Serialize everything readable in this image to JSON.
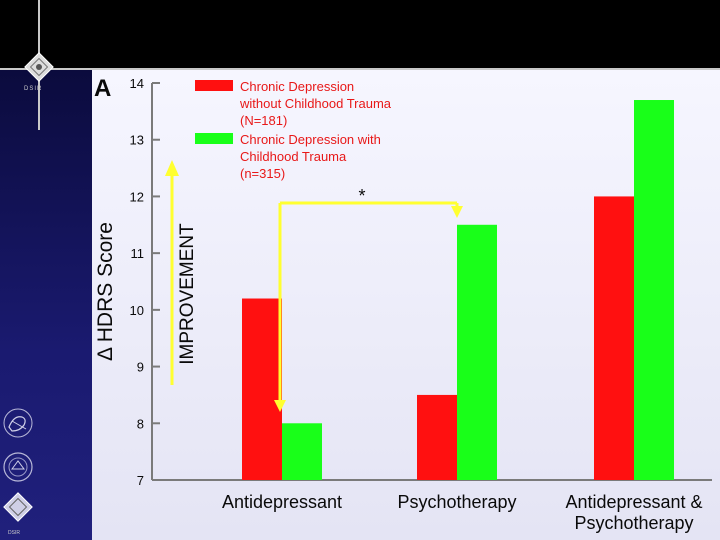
{
  "panel_letter": "A",
  "colors": {
    "red": "#ff1010",
    "green": "#19ff19",
    "yellow": "#ffff30",
    "axis": "#7a7a7a",
    "text": "#0a0a0a",
    "legend_text": "#e81818"
  },
  "icons": {
    "top_logo": "diamond-seal-icon",
    "side_logo_1": "hhs-eagle-icon",
    "side_logo_2": "circular-seal-icon",
    "side_logo_3": "diamond-seal-icon"
  },
  "logo_text": {
    "top": "DSIR",
    "bottom": "DSIR"
  },
  "annotations": {
    "improvement": "IMPROVEMENT",
    "significance": "*"
  },
  "chart_data": {
    "type": "bar",
    "ylabel": "Δ HDRS Score",
    "ylim": [
      7,
      14
    ],
    "yticks": [
      7,
      8,
      9,
      10,
      11,
      12,
      13,
      14
    ],
    "categories": [
      "Antidepressant",
      "Psychotherapy",
      "Antidepressant & Psychotherapy"
    ],
    "category_lines": [
      [
        "Antidepressant"
      ],
      [
        "Psychotherapy"
      ],
      [
        "Antidepressant &",
        "Psychotherapy"
      ]
    ],
    "series": [
      {
        "name": "Chronic Depression without Childhood Trauma (N=181)",
        "legend_lines": [
          "Chronic Depression",
          "without Childhood Trauma",
          "(N=181)"
        ],
        "color": "#ff1010",
        "values": [
          10.2,
          8.5,
          12.0
        ]
      },
      {
        "name": "Chronic Depression with Childhood Trauma (n=315)",
        "legend_lines": [
          "Chronic Depression with",
          "Childhood Trauma",
          "(n=315)"
        ],
        "color": "#19ff19",
        "values": [
          8.0,
          11.5,
          13.7
        ]
      }
    ],
    "legend_position": "top-left"
  }
}
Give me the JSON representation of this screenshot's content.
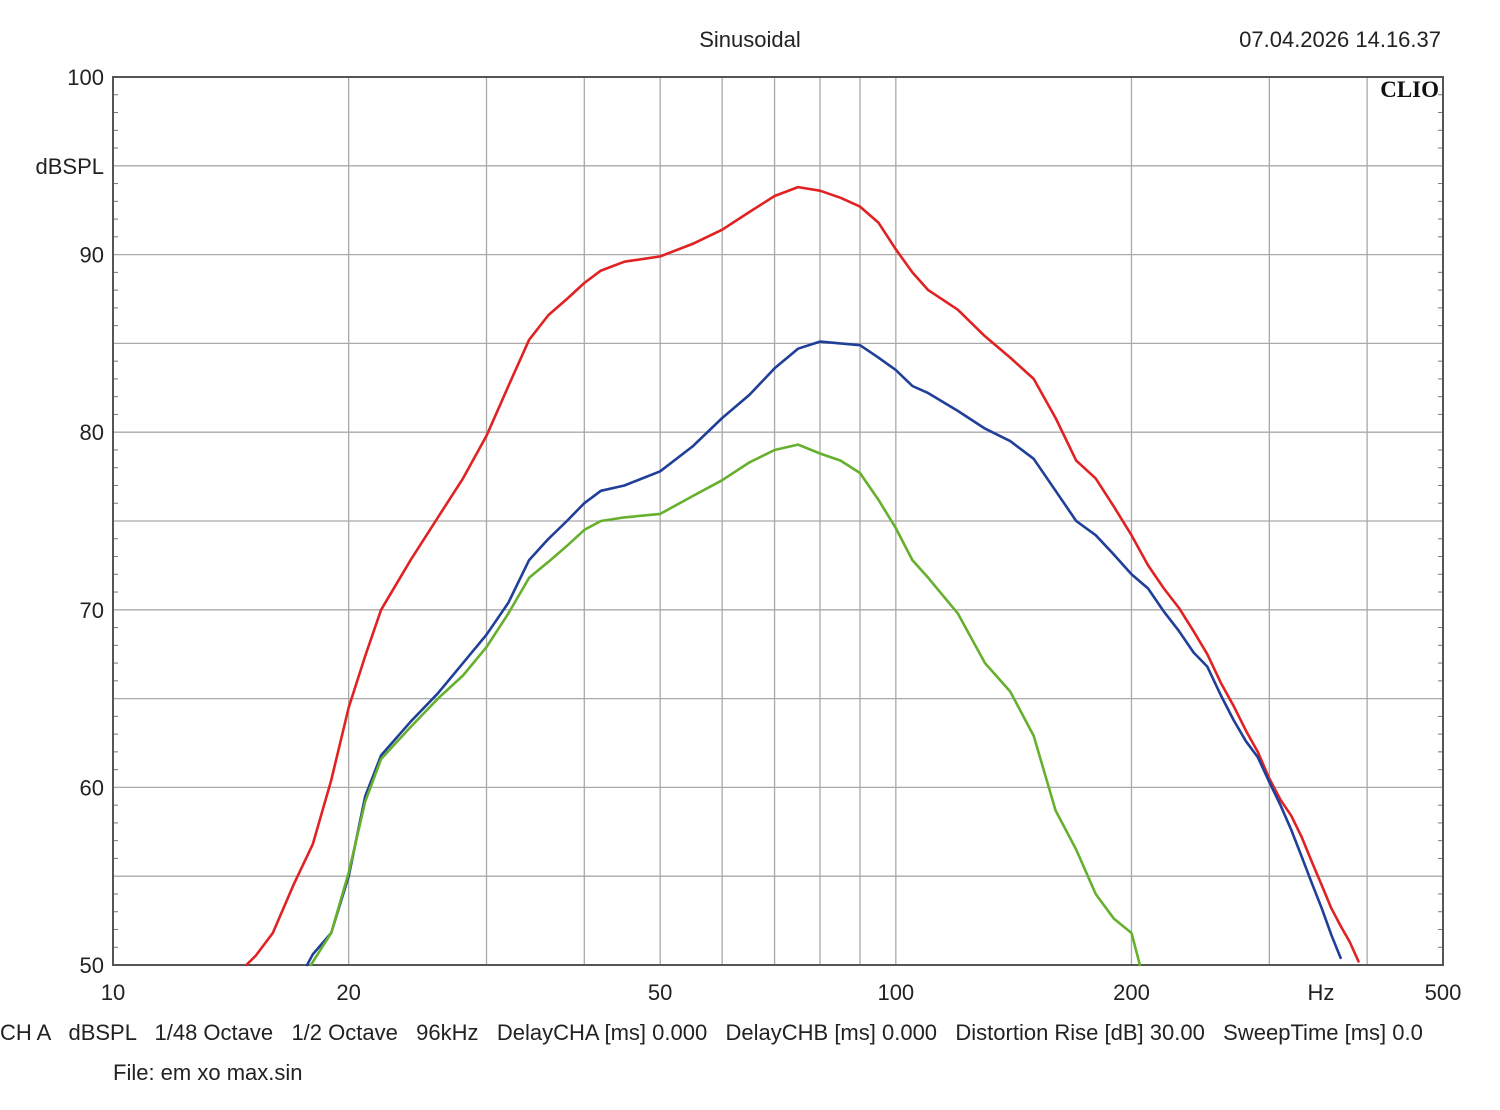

════

### DO THIS
Sift the material for lines with the string "name". Copy each one found.

### FULL OUTPUT
        "name": "Chronic Depression without Childhood Trauma (N=181)",
        "name": "Chronic Depression with Childhood Trauma (n=315)",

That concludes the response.